--- Task brief ---
Repeat the records below exactly as they appear.

--- Records shown ---
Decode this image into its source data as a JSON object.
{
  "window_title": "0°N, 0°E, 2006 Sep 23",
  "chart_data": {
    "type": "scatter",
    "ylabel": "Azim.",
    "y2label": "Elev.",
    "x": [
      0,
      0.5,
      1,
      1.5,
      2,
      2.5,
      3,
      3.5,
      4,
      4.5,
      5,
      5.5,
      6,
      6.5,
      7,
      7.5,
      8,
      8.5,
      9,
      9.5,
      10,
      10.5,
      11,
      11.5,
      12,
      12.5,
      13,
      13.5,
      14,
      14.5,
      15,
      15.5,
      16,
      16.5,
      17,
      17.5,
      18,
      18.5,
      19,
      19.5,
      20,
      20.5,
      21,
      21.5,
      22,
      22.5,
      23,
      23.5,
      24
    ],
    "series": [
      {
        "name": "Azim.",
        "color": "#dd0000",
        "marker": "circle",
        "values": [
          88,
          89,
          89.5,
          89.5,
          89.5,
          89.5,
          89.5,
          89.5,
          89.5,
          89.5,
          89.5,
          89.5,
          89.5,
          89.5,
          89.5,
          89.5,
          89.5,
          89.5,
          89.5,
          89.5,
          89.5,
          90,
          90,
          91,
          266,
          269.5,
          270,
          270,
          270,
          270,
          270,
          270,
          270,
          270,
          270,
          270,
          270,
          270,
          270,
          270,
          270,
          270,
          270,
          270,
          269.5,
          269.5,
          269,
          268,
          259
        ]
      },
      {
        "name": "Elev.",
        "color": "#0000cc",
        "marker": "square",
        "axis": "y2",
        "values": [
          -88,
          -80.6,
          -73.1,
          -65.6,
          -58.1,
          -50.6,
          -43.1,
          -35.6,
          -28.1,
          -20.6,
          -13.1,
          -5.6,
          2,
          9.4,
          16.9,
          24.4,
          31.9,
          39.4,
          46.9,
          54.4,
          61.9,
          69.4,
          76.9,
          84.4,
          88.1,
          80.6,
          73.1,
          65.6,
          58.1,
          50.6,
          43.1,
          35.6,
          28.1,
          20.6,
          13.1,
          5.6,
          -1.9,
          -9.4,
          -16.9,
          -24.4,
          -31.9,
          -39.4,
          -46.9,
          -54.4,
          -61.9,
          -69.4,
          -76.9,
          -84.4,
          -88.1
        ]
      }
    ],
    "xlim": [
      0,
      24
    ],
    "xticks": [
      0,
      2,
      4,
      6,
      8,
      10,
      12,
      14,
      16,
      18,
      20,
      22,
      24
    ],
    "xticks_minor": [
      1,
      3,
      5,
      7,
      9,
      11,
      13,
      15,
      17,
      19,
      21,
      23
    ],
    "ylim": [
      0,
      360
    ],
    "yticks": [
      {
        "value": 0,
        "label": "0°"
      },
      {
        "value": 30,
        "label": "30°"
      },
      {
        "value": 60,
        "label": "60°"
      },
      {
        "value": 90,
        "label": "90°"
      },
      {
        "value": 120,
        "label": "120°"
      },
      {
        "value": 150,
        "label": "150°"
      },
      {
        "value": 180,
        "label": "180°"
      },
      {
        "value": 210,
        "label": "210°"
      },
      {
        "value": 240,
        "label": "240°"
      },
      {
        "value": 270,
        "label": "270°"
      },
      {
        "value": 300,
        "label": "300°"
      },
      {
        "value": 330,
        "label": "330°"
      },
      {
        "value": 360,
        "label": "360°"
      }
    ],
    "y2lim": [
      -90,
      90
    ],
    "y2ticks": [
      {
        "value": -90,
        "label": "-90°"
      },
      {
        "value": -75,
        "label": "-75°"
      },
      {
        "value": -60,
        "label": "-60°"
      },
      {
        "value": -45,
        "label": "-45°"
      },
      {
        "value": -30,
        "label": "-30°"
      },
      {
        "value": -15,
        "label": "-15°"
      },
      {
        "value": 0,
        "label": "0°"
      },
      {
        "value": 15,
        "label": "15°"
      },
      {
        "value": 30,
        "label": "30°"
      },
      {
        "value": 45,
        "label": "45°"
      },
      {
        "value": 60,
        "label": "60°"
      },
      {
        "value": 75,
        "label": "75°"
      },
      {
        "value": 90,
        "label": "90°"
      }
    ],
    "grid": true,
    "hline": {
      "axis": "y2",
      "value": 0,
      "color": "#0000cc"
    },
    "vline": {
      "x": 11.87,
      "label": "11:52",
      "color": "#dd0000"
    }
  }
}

--- Final result ---
Decode this image into its source data as a JSON object.
{
  "window_title": "0°N, 0°E, 2006 Sep 23",
  "chart_data": {
    "type": "scatter",
    "ylabel": "Azim.",
    "y2label": "Elev.",
    "x": [
      0,
      0.5,
      1,
      1.5,
      2,
      2.5,
      3,
      3.5,
      4,
      4.5,
      5,
      5.5,
      6,
      6.5,
      7,
      7.5,
      8,
      8.5,
      9,
      9.5,
      10,
      10.5,
      11,
      11.5,
      12,
      12.5,
      13,
      13.5,
      14,
      14.5,
      15,
      15.5,
      16,
      16.5,
      17,
      17.5,
      18,
      18.5,
      19,
      19.5,
      20,
      20.5,
      21,
      21.5,
      22,
      22.5,
      23,
      23.5,
      24
    ],
    "series": [
      {
        "name": "Azim.",
        "color": "#dd0000",
        "marker": "circle",
        "values": [
          88,
          89,
          89.5,
          89.5,
          89.5,
          89.5,
          89.5,
          89.5,
          89.5,
          89.5,
          89.5,
          89.5,
          89.5,
          89.5,
          89.5,
          89.5,
          89.5,
          89.5,
          89.5,
          89.5,
          89.5,
          90,
          90,
          91,
          266,
          269.5,
          270,
          270,
          270,
          270,
          270,
          270,
          270,
          270,
          270,
          270,
          270,
          270,
          270,
          270,
          270,
          270,
          270,
          270,
          269.5,
          269.5,
          269,
          268,
          259
        ]
      },
      {
        "name": "Elev.",
        "color": "#0000cc",
        "marker": "square",
        "axis": "y2",
        "values": [
          -88,
          -80.6,
          -73.1,
          -65.6,
          -58.1,
          -50.6,
          -43.1,
          -35.6,
          -28.1,
          -20.6,
          -13.1,
          -5.6,
          2,
          9.4,
          16.9,
          24.4,
          31.9,
          39.4,
          46.9,
          54.4,
          61.9,
          69.4,
          76.9,
          84.4,
          88.1,
          80.6,
          73.1,
          65.6,
          58.1,
          50.6,
          43.1,
          35.6,
          28.1,
          20.6,
          13.1,
          5.6,
          -1.9,
          -9.4,
          -16.9,
          -24.4,
          -31.9,
          -39.4,
          -46.9,
          -54.4,
          -61.9,
          -69.4,
          -76.9,
          -84.4,
          -88.1
        ]
      }
    ],
    "xlim": [
      0,
      24
    ],
    "xticks": [
      0,
      2,
      4,
      6,
      8,
      10,
      12,
      14,
      16,
      18,
      20,
      22,
      24
    ],
    "xticks_minor": [
      1,
      3,
      5,
      7,
      9,
      11,
      13,
      15,
      17,
      19,
      21,
      23
    ],
    "ylim": [
      0,
      360
    ],
    "yticks": [
      {
        "value": 0,
        "label": "0°"
      },
      {
        "value": 30,
        "label": "30°"
      },
      {
        "value": 60,
        "label": "60°"
      },
      {
        "value": 90,
        "label": "90°"
      },
      {
        "value": 120,
        "label": "120°"
      },
      {
        "value": 150,
        "label": "150°"
      },
      {
        "value": 180,
        "label": "180°"
      },
      {
        "value": 210,
        "label": "210°"
      },
      {
        "value": 240,
        "label": "240°"
      },
      {
        "value": 270,
        "label": "270°"
      },
      {
        "value": 300,
        "label": "300°"
      },
      {
        "value": 330,
        "label": "330°"
      },
      {
        "value": 360,
        "label": "360°"
      }
    ],
    "y2lim": [
      -90,
      90
    ],
    "y2ticks": [
      {
        "value": -90,
        "label": "-90°"
      },
      {
        "value": -75,
        "label": "-75°"
      },
      {
        "value": -60,
        "label": "-60°"
      },
      {
        "value": -45,
        "label": "-45°"
      },
      {
        "value": -30,
        "label": "-30°"
      },
      {
        "value": -15,
        "label": "-15°"
      },
      {
        "value": 0,
        "label": "0°"
      },
      {
        "value": 15,
        "label": "15°"
      },
      {
        "value": 30,
        "label": "30°"
      },
      {
        "value": 45,
        "label": "45°"
      },
      {
        "value": 60,
        "label": "60°"
      },
      {
        "value": 75,
        "label": "75°"
      },
      {
        "value": 90,
        "label": "90°"
      }
    ],
    "grid": true,
    "hline": {
      "axis": "y2",
      "value": 0,
      "color": "#0000cc"
    },
    "vline": {
      "x": 11.87,
      "label": "11:52",
      "color": "#dd0000"
    }
  }
}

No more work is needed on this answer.